#### Written request:
Read the listing below and copy out every line that holds "text".

○ ○ ○ ○ ○

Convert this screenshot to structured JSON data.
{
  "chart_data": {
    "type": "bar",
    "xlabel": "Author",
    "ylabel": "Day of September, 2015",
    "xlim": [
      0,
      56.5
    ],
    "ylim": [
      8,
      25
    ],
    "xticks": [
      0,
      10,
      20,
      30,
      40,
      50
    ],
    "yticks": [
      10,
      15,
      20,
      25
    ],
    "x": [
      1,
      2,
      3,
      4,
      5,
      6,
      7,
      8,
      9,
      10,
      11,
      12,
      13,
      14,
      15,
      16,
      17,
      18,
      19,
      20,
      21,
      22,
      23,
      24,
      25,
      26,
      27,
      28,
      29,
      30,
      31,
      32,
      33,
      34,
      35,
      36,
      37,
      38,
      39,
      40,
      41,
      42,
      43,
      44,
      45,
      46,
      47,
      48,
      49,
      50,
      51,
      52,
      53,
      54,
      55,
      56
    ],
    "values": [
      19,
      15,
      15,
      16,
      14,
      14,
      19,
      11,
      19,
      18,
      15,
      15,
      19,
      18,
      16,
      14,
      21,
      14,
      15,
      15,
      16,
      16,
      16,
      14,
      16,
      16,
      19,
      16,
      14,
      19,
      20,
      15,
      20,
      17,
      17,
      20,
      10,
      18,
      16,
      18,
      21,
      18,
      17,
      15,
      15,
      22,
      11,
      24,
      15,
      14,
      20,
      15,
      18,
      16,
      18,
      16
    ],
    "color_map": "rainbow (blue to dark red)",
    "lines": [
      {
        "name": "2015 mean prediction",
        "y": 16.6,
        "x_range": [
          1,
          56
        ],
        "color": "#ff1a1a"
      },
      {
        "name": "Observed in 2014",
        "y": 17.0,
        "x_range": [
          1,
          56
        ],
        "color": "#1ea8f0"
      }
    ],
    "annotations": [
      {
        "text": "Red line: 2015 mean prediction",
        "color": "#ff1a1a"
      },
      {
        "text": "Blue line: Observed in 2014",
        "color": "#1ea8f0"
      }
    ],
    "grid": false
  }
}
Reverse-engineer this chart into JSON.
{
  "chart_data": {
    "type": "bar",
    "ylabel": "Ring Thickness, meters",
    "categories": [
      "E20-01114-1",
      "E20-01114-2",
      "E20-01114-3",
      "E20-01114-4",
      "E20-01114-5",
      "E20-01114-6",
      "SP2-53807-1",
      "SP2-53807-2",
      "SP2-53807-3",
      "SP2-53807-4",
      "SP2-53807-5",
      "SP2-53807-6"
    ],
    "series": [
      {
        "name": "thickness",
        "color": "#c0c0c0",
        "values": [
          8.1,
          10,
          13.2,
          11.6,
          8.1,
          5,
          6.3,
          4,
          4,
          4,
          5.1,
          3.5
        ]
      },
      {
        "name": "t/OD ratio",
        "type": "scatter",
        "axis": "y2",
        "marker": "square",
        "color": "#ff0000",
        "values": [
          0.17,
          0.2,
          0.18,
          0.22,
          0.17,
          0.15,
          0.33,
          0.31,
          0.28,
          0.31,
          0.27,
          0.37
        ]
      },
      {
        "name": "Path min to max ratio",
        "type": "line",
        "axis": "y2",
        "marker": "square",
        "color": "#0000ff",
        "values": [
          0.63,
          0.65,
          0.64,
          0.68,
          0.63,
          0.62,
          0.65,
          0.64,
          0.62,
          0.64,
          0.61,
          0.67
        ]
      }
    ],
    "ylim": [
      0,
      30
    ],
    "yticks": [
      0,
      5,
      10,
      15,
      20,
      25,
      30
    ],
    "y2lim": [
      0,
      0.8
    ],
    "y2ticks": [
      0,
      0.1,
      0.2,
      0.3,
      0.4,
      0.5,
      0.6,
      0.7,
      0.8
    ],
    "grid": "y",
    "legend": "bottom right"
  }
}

○ ○ ○ ○ ○

#### Solution for this exercise:
        "text": "Red line: 2015 mean prediction",
        "text": "Blue line: Observed in 2014",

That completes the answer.